Dataset rows about figures
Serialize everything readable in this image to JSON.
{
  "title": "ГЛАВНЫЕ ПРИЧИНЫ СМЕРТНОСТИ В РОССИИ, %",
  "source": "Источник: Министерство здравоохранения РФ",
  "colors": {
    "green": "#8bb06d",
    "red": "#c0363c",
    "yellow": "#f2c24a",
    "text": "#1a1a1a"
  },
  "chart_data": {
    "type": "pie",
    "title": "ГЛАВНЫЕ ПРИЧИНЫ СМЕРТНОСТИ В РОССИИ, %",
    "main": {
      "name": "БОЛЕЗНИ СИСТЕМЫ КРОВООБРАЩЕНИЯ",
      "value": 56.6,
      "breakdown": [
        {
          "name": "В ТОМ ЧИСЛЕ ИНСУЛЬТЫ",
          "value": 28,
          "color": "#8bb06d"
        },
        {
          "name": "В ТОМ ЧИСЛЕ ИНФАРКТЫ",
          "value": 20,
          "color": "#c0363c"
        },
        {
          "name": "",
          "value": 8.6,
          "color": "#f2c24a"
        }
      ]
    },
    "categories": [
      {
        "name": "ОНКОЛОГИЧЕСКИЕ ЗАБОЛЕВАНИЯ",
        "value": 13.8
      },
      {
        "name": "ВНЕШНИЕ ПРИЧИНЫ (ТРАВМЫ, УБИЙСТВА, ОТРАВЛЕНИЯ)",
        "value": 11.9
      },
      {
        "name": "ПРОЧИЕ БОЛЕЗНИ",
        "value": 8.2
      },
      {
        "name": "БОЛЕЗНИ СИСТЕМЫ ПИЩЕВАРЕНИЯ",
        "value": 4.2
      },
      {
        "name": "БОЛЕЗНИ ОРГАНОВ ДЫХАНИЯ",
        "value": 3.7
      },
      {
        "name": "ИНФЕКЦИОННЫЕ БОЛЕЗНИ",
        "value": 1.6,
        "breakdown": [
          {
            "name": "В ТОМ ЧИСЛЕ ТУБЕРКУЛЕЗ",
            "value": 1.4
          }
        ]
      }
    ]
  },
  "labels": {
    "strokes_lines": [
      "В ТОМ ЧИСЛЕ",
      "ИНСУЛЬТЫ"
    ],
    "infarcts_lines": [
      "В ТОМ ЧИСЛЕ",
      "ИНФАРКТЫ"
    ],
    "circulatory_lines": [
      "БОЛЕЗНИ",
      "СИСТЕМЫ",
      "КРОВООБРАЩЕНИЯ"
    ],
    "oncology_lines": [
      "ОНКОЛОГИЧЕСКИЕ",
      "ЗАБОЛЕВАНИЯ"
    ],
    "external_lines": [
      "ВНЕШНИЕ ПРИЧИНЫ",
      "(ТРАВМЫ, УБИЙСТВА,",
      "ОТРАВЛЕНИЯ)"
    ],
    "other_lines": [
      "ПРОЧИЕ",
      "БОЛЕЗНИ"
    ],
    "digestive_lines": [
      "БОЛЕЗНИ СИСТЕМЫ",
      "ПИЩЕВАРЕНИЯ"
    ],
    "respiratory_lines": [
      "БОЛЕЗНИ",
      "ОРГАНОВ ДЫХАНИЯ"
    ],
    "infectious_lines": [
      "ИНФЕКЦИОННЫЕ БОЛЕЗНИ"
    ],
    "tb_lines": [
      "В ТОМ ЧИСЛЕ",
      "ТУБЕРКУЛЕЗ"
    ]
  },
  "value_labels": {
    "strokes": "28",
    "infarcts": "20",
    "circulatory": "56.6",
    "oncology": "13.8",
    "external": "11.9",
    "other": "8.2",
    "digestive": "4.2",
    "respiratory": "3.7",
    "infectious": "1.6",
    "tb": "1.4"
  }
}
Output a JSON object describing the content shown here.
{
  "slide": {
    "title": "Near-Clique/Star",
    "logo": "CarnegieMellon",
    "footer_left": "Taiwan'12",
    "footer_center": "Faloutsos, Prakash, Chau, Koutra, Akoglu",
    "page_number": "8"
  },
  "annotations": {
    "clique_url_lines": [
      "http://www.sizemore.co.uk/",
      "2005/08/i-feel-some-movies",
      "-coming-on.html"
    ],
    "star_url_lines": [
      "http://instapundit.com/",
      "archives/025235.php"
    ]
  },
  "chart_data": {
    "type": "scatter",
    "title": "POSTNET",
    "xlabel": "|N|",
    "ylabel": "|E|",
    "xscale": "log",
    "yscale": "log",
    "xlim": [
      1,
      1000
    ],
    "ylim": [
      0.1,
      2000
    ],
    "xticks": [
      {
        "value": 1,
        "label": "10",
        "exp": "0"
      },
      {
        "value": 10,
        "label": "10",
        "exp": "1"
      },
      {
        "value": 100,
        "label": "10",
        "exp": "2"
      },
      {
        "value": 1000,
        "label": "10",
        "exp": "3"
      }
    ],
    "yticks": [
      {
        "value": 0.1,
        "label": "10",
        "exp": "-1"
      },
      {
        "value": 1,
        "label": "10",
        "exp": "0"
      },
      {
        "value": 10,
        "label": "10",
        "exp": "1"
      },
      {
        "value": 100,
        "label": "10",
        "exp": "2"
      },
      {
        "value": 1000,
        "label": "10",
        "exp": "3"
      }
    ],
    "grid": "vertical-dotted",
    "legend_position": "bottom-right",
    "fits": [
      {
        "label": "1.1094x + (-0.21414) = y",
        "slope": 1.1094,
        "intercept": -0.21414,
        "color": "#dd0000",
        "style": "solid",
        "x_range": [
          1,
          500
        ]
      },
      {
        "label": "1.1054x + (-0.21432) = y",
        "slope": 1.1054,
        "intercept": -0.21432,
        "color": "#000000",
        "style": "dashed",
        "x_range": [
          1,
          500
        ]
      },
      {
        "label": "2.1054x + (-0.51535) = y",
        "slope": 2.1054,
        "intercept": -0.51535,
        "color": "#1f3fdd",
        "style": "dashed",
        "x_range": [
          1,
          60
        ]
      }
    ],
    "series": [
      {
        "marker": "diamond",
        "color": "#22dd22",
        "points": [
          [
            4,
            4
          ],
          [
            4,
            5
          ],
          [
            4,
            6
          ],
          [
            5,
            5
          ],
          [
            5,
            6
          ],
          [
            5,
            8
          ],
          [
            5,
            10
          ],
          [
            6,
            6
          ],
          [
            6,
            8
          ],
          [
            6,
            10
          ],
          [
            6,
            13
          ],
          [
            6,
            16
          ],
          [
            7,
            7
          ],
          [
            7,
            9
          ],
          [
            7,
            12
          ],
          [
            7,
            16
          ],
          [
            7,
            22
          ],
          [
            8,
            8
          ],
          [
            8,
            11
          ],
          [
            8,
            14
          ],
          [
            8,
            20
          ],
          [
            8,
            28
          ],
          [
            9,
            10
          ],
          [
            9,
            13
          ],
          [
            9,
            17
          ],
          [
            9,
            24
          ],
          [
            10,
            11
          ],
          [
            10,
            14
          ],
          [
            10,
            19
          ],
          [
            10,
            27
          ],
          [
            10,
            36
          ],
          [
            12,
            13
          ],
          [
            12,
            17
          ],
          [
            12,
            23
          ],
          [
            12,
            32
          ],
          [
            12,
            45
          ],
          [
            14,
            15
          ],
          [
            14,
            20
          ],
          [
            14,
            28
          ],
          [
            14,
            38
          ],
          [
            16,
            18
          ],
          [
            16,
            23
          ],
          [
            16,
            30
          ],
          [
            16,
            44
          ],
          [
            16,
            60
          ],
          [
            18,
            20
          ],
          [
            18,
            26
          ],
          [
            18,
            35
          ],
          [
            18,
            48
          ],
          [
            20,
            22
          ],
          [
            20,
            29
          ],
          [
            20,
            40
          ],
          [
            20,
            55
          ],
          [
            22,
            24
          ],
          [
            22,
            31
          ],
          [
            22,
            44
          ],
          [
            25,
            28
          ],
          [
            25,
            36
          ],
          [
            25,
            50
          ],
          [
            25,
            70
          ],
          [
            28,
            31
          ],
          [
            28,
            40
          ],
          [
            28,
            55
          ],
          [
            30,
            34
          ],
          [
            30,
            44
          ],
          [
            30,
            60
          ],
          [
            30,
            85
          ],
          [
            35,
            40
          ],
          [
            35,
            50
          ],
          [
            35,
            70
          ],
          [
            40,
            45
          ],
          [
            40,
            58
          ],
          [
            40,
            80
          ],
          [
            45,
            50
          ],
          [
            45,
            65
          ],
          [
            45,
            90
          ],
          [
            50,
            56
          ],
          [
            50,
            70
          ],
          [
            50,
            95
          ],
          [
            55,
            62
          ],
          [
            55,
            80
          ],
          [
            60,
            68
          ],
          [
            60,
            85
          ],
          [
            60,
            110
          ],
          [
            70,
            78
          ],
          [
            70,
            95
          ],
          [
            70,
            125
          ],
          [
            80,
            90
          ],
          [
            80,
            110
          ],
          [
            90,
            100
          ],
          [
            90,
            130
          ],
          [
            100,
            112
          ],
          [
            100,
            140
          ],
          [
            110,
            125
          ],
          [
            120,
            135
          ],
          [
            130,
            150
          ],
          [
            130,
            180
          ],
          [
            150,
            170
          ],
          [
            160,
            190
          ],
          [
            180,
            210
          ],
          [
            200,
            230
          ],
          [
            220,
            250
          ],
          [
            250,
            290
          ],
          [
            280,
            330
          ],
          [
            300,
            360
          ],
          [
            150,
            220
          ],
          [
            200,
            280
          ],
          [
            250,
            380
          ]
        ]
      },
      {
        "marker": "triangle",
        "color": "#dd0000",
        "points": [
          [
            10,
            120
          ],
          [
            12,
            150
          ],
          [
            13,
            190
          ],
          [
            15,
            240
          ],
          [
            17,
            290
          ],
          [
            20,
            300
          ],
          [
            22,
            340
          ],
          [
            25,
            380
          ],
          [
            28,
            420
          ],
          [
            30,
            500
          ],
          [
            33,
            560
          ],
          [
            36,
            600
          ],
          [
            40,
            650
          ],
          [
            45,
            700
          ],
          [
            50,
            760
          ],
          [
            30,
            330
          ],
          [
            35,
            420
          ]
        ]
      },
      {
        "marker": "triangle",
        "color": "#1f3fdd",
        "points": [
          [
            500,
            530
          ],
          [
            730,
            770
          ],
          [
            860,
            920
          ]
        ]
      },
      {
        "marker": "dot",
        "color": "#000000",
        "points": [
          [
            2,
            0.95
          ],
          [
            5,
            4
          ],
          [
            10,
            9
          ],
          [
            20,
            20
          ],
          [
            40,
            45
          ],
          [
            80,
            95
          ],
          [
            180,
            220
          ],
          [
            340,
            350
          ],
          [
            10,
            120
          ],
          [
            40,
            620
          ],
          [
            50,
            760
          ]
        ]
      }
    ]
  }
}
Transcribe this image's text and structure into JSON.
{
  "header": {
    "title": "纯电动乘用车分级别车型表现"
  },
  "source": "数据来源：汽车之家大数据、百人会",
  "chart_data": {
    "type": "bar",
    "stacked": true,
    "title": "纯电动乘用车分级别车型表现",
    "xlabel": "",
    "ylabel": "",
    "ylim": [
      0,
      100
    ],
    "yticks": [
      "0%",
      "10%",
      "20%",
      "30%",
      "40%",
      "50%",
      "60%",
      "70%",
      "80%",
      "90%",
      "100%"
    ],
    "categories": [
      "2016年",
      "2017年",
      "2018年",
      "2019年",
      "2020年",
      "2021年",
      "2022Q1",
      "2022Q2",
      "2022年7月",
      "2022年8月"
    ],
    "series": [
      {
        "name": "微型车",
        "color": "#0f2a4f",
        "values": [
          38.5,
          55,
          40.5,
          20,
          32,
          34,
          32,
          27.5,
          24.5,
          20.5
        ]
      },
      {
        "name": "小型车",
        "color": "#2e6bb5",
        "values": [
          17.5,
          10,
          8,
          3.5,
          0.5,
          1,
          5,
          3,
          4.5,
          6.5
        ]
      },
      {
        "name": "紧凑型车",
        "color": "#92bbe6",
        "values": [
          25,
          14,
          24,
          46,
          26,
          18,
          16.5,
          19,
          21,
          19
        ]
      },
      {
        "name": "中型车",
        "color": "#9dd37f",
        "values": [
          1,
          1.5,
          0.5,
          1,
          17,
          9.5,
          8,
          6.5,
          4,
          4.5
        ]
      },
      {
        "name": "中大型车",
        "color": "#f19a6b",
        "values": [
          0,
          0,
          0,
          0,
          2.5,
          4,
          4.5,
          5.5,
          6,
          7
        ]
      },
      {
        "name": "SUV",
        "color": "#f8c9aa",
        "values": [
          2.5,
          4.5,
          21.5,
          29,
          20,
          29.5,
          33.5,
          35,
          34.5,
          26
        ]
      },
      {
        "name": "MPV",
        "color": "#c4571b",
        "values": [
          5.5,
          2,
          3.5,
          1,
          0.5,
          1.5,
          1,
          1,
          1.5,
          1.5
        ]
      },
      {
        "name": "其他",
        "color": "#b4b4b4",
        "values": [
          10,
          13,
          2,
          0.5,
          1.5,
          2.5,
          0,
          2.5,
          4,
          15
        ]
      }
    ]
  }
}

*What the task requires*. Give the count of lines holding the word "intercept", with no other words.

*Task answer*. 3